* **MATERIAL PROVIDED**:
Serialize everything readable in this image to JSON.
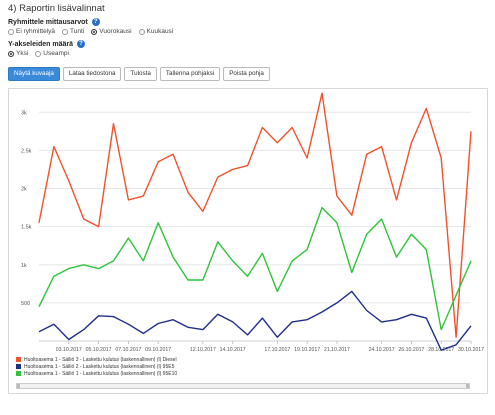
{
  "section_title": "4) Raportin lisävalinnat",
  "grouping": {
    "label": "Ryhmittele mittausarvot",
    "options": [
      "Ei ryhmittelyä",
      "Tunti",
      "Vuorokausi",
      "Kuukausi"
    ],
    "selected": "Vuorokausi"
  },
  "y_axes": {
    "label": "Y-akseleiden määrä",
    "options": [
      "Yksi",
      "Useampi"
    ],
    "selected": "Yksi"
  },
  "help_glyph": "?",
  "buttons": {
    "show_curve": "Näytä kuvaaja",
    "download_file": "Lataa tiedostona",
    "print": "Tulosta",
    "save_template": "Tallenna pohjaksi",
    "delete_template": "Poista pohja"
  },
  "colors": {
    "series_red": "#f0522b",
    "series_navy": "#1f2f8a",
    "series_green": "#2fc43a",
    "primary_button": "#3b8ad9",
    "help_icon": "#2a6fc4"
  },
  "chart_data": {
    "type": "line",
    "title": "",
    "xlabel": "",
    "ylabel": "",
    "ylim": [
      0,
      3200
    ],
    "yticks": [
      500,
      1000,
      1500,
      2000,
      2500,
      3000
    ],
    "ytick_labels": [
      "500",
      "1k",
      "1.5k",
      "2k",
      "2.5k",
      "3k"
    ],
    "x": [
      "01.10.2017",
      "02.10.2017",
      "03.10.2017",
      "04.10.2017",
      "05.10.2017",
      "06.10.2017",
      "07.10.2017",
      "08.10.2017",
      "09.10.2017",
      "10.10.2017",
      "11.10.2017",
      "12.10.2017",
      "13.10.2017",
      "14.10.2017",
      "15.10.2017",
      "16.10.2017",
      "17.10.2017",
      "18.10.2017",
      "19.10.2017",
      "20.10.2017",
      "21.10.2017",
      "22.10.2017",
      "23.10.2017",
      "24.10.2017",
      "25.10.2017",
      "26.10.2017",
      "27.10.2017",
      "28.10.2017",
      "29.10.2017",
      "30.10.2017"
    ],
    "xtick_labels": [
      "03.10.2017",
      "05.10.2017",
      "07.10.2017",
      "09.10.2017",
      "12.10.2017",
      "14.10.2017",
      "17.10.2017",
      "19.10.2017",
      "21.10.2017",
      "24.10.2017",
      "26.10.2017",
      "28.10.2017",
      "30.10.2017"
    ],
    "grid": true,
    "legend": "bottom-left",
    "series": [
      {
        "name": "Huoltoasema 1 - Säiliö 3 - Laskettu kulutus (laskennallinen) (l) Diesel",
        "color": "#f0522b",
        "values": [
          1550,
          2550,
          2100,
          1600,
          1500,
          2850,
          1850,
          1900,
          2350,
          2450,
          1950,
          1700,
          2150,
          2250,
          2300,
          2800,
          2600,
          2800,
          2400,
          3250,
          1900,
          1650,
          2450,
          2550,
          1850,
          2600,
          3050,
          2400,
          50,
          2750
        ]
      },
      {
        "name": "Huoltoasema 1 - Säiliö 2 - Laskettu kulutus (laskennallinen) (l) 95E5",
        "color": "#1f2f8a",
        "values": [
          120,
          220,
          20,
          150,
          330,
          320,
          220,
          100,
          230,
          280,
          180,
          150,
          350,
          250,
          80,
          300,
          50,
          250,
          280,
          380,
          500,
          650,
          400,
          250,
          280,
          350,
          300,
          -120,
          -50,
          200
        ]
      },
      {
        "name": "Huoltoasema 1 - Säiliö 1 - Laskettu kulutus (laskennallinen) (l) 95E10",
        "color": "#2fc43a",
        "values": [
          450,
          850,
          950,
          1000,
          950,
          1050,
          1350,
          1050,
          1550,
          1100,
          800,
          800,
          1300,
          1050,
          850,
          1150,
          650,
          1050,
          1200,
          1750,
          1550,
          900,
          1400,
          1600,
          1100,
          1400,
          1200,
          150,
          600,
          1050
        ]
      }
    ]
  }
}
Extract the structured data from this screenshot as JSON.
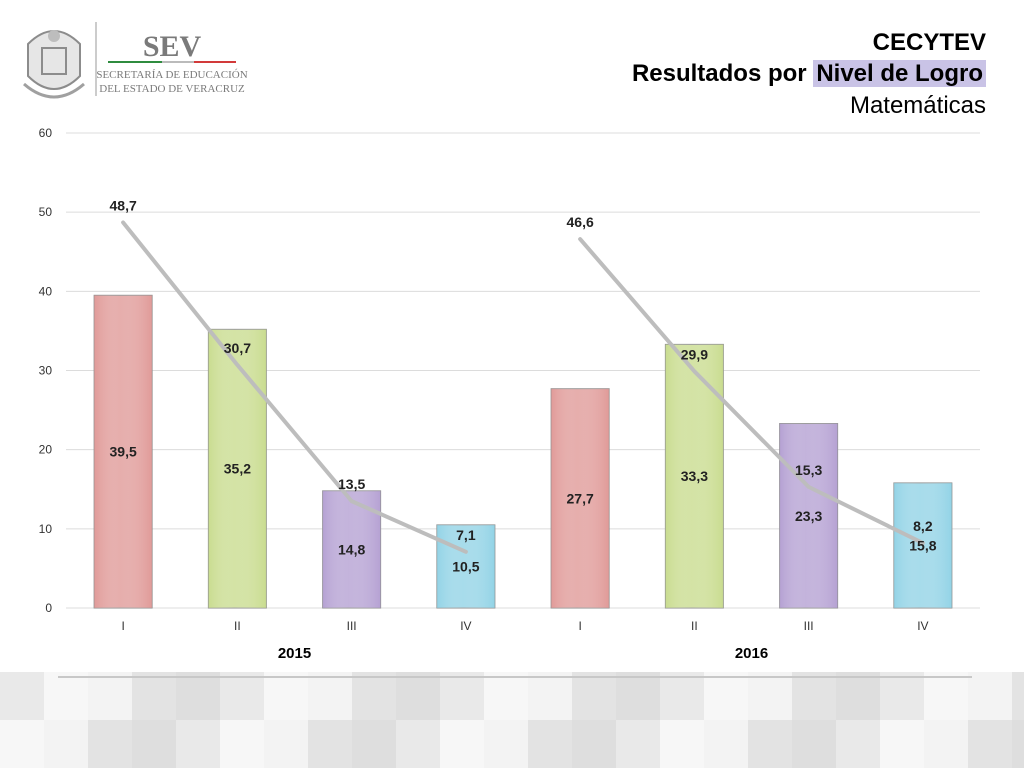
{
  "header": {
    "org": "CECYTEV",
    "title_prefix": "Resultados por ",
    "title_highlight": "Nivel de Logro",
    "subject": "Matemáticas"
  },
  "logo": {
    "name": "SEV",
    "line1": "SECRETARÍA DE EDUCACIÓN",
    "line2": "DEL ESTADO DE VERACRUZ"
  },
  "chart_data": {
    "type": "bar",
    "ylim": [
      0,
      60
    ],
    "yticks": [
      0,
      10,
      20,
      30,
      40,
      50,
      60
    ],
    "groups": [
      "2015",
      "2016"
    ],
    "categories": [
      "I",
      "II",
      "III",
      "IV",
      "I",
      "II",
      "III",
      "IV"
    ],
    "series": [
      {
        "type": "bar",
        "values": [
          39.5,
          35.2,
          14.8,
          10.5,
          27.7,
          33.3,
          23.3,
          15.8
        ],
        "labels": [
          "39,5",
          "35,2",
          "14,8",
          "10,5",
          "27,7",
          "33,3",
          "23,3",
          "15,8"
        ]
      },
      {
        "type": "line",
        "values": [
          48.7,
          30.7,
          13.5,
          7.1,
          46.6,
          29.9,
          15.3,
          8.2
        ],
        "labels": [
          "48,7",
          "30,7",
          "13,5",
          "7,1",
          "46,6",
          "29,9",
          "15,3",
          "8,2"
        ]
      }
    ],
    "colors": [
      "#e09a98",
      "#c9dc8f",
      "#b5a1d3",
      "#92d3e6"
    ],
    "line_color": "#bdbdbd",
    "grid": true
  }
}
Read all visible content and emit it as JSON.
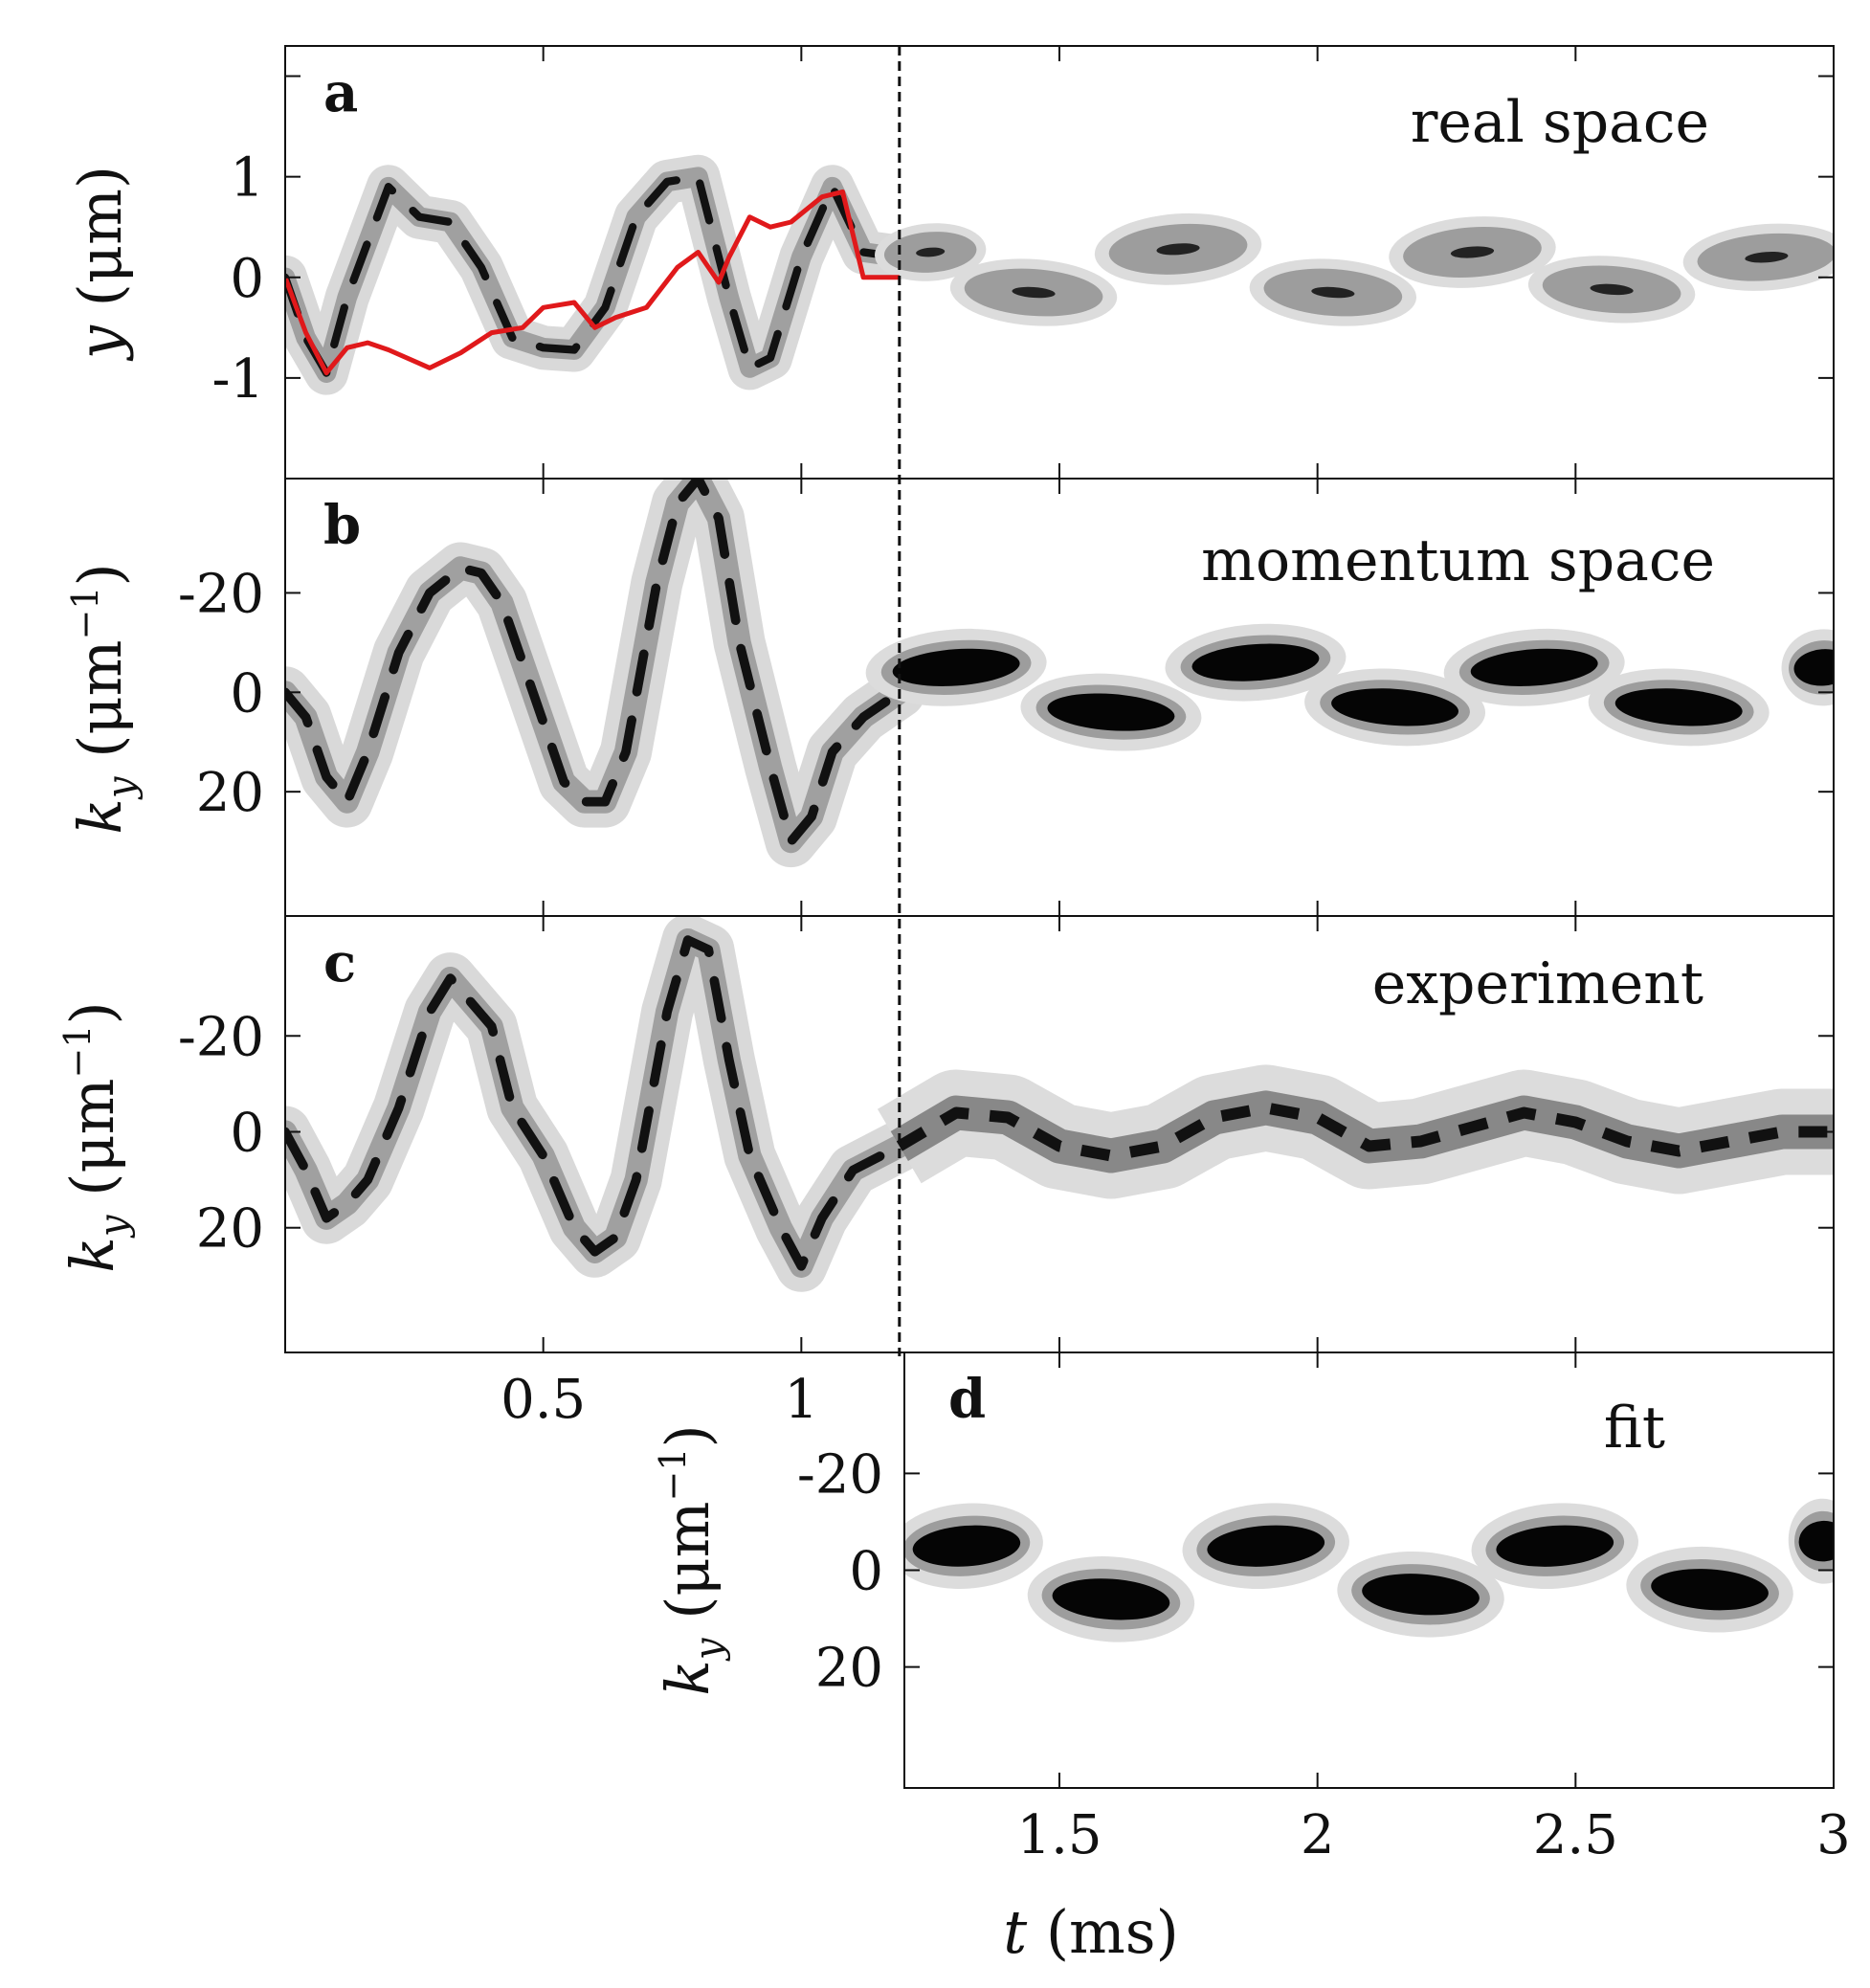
{
  "chart_data": [
    {
      "id": "a",
      "type": "heatmap",
      "panel_label": "a",
      "title": "real space",
      "ylabel": "y (μm)",
      "ylabel_parts": [
        "y",
        " (μm)"
      ],
      "xlim": [
        0,
        3
      ],
      "ylim": [
        -2,
        2.3
      ],
      "y_ticks": [
        1,
        0,
        -1
      ],
      "y_tick_labels": [
        "1",
        "0",
        "-1"
      ],
      "x_ticks": [
        0.5,
        1,
        1.5,
        2,
        2.5
      ],
      "switch_time": 1.19,
      "density_ridge": {
        "t": [
          0,
          0.04,
          0.08,
          0.12,
          0.2,
          0.26,
          0.32,
          0.38,
          0.44,
          0.5,
          0.56,
          0.62,
          0.68,
          0.74,
          0.8,
          0.86,
          0.9,
          0.94,
          1.0,
          1.06,
          1.12,
          1.19
        ],
        "value": [
          0,
          -0.6,
          -0.95,
          -0.2,
          0.9,
          0.6,
          0.55,
          0.1,
          -0.6,
          -0.7,
          -0.72,
          -0.3,
          0.6,
          0.95,
          1.0,
          -0.2,
          -0.9,
          -0.8,
          0.2,
          0.9,
          0.25,
          0.2
        ]
      },
      "red_curve": {
        "t": [
          0,
          0.04,
          0.08,
          0.12,
          0.16,
          0.2,
          0.28,
          0.34,
          0.4,
          0.46,
          0.5,
          0.56,
          0.6,
          0.64,
          0.7,
          0.76,
          0.8,
          0.84,
          0.86,
          0.9,
          0.94,
          0.98,
          1.04,
          1.08,
          1.12,
          1.19
        ],
        "value": [
          0,
          -0.55,
          -0.95,
          -0.7,
          -0.65,
          -0.72,
          -0.9,
          -0.75,
          -0.55,
          -0.5,
          -0.3,
          -0.25,
          -0.5,
          -0.4,
          -0.3,
          0.1,
          0.25,
          -0.05,
          0.2,
          0.6,
          0.5,
          0.55,
          0.8,
          0.85,
          0.0,
          0.0
        ]
      },
      "blobs": [
        {
          "t": 1.25,
          "value": 0.25,
          "w": 0.08,
          "h": 0.13
        },
        {
          "t": 1.45,
          "value": -0.15,
          "w": 0.12,
          "h": 0.15
        },
        {
          "t": 1.73,
          "value": 0.28,
          "w": 0.12,
          "h": 0.16
        },
        {
          "t": 2.03,
          "value": -0.15,
          "w": 0.12,
          "h": 0.15
        },
        {
          "t": 2.3,
          "value": 0.25,
          "w": 0.12,
          "h": 0.16
        },
        {
          "t": 2.57,
          "value": -0.12,
          "w": 0.12,
          "h": 0.15
        },
        {
          "t": 2.87,
          "value": 0.2,
          "w": 0.12,
          "h": 0.15
        }
      ]
    },
    {
      "id": "b",
      "type": "heatmap",
      "panel_label": "b",
      "title": "momentum space",
      "ylabel": "k_y (μm^-1)",
      "ylabel_parts": [
        "k",
        "y",
        " (μm",
        "−1",
        ")"
      ],
      "xlim": [
        0,
        3
      ],
      "ylim": [
        -43,
        45
      ],
      "y_ticks": [
        -20,
        0,
        20
      ],
      "y_tick_labels": [
        "-20",
        "0",
        "20"
      ],
      "x_ticks": [
        0.5,
        1,
        1.5,
        2,
        2.5
      ],
      "switch_time": 1.19,
      "density_ridge": {
        "t": [
          0,
          0.04,
          0.08,
          0.12,
          0.16,
          0.22,
          0.28,
          0.34,
          0.38,
          0.42,
          0.48,
          0.54,
          0.58,
          0.62,
          0.66,
          0.72,
          0.76,
          0.8,
          0.84,
          0.88,
          0.94,
          0.98,
          1.02,
          1.06,
          1.12,
          1.19
        ],
        "value": [
          0,
          5,
          17,
          22,
          12,
          -8,
          -20,
          -25,
          -24,
          -18,
          0,
          18,
          22,
          22,
          12,
          -22,
          -38,
          -43,
          -35,
          -10,
          15,
          30,
          25,
          12,
          5,
          0
        ]
      },
      "blobs": [
        {
          "t": 1.3,
          "value": -5,
          "w": 0.13,
          "h": 3.5
        },
        {
          "t": 1.6,
          "value": 4,
          "w": 0.13,
          "h": 3.5
        },
        {
          "t": 1.88,
          "value": -6,
          "w": 0.13,
          "h": 3.5
        },
        {
          "t": 2.15,
          "value": 3,
          "w": 0.13,
          "h": 3.5
        },
        {
          "t": 2.42,
          "value": -5,
          "w": 0.13,
          "h": 3.5
        },
        {
          "t": 2.7,
          "value": 3,
          "w": 0.13,
          "h": 3.5
        },
        {
          "t": 2.98,
          "value": -5,
          "w": 0.06,
          "h": 3.5
        }
      ]
    },
    {
      "id": "c",
      "type": "heatmap",
      "panel_label": "c",
      "title": "experiment",
      "ylabel": "k_y (μm^-1)",
      "ylabel_parts": [
        "k",
        "y",
        " (μm",
        "−1",
        ")"
      ],
      "xlim": [
        0,
        3
      ],
      "ylim": [
        -45,
        46
      ],
      "y_ticks": [
        -20,
        0,
        20
      ],
      "y_tick_labels": [
        "-20",
        "0",
        "20"
      ],
      "x_ticks": [
        0.5,
        1,
        1.5,
        2,
        2.5
      ],
      "x_tick_labels": [
        "0.5",
        "1"
      ],
      "x_tick_label_values": [
        0.5,
        1
      ],
      "switch_time": 1.19,
      "density_ridge": {
        "t": [
          0,
          0.04,
          0.08,
          0.12,
          0.16,
          0.22,
          0.28,
          0.32,
          0.36,
          0.4,
          0.44,
          0.5,
          0.56,
          0.6,
          0.64,
          0.68,
          0.74,
          0.78,
          0.82,
          0.86,
          0.9,
          0.96,
          1.0,
          1.04,
          1.1,
          1.19
        ],
        "value": [
          0,
          8,
          18,
          15,
          10,
          -5,
          -25,
          -32,
          -27,
          -22,
          -5,
          5,
          20,
          25,
          22,
          10,
          -25,
          -40,
          -38,
          -15,
          5,
          20,
          28,
          18,
          8,
          3
        ],
        "later": {
          "t": [
            1.19,
            1.3,
            1.4,
            1.5,
            1.6,
            1.7,
            1.8,
            1.9,
            2.0,
            2.1,
            2.2,
            2.3,
            2.4,
            2.5,
            2.6,
            2.7,
            2.8,
            2.9,
            3.0
          ],
          "value": [
            3,
            -4,
            -3,
            3,
            5,
            3,
            -3,
            -5,
            -3,
            3,
            2,
            -1,
            -4,
            -2,
            2,
            4,
            2,
            0,
            0
          ]
        }
      }
    },
    {
      "id": "d",
      "type": "heatmap",
      "panel_label": "d",
      "title": "fit",
      "ylabel": "k_y (μm^-1)",
      "ylabel_parts": [
        "k",
        "y",
        " (μm",
        "−1",
        ")"
      ],
      "xlim": [
        1.2,
        3
      ],
      "ylim": [
        -45,
        45
      ],
      "y_ticks": [
        -20,
        0,
        20
      ],
      "y_tick_labels": [
        "-20",
        "0",
        "20"
      ],
      "x_ticks": [
        1.5,
        2,
        2.5,
        3
      ],
      "x_tick_labels": [
        "1.5",
        "2",
        "2.5",
        "3"
      ],
      "blobs": [
        {
          "t": 1.32,
          "value": -5,
          "w": 0.11,
          "h": 4
        },
        {
          "t": 1.6,
          "value": 6,
          "w": 0.12,
          "h": 4
        },
        {
          "t": 1.9,
          "value": -5,
          "w": 0.12,
          "h": 4
        },
        {
          "t": 2.2,
          "value": 5,
          "w": 0.12,
          "h": 4
        },
        {
          "t": 2.46,
          "value": -5,
          "w": 0.12,
          "h": 4
        },
        {
          "t": 2.76,
          "value": 4,
          "w": 0.12,
          "h": 4
        },
        {
          "t": 2.98,
          "value": -6,
          "w": 0.05,
          "h": 4
        }
      ]
    }
  ],
  "shared_xlabel": "t (ms)",
  "shared_xlabel_parts": [
    "t",
    " (ms)"
  ]
}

* **TASK TO COMPLETE**:
Whenever "this" turns up in a line, pick that line out.

* **CORRECT ANSWER**:
Serialize everything readable in this image to JSON.
Extract the structured data from this screenshot as JSON.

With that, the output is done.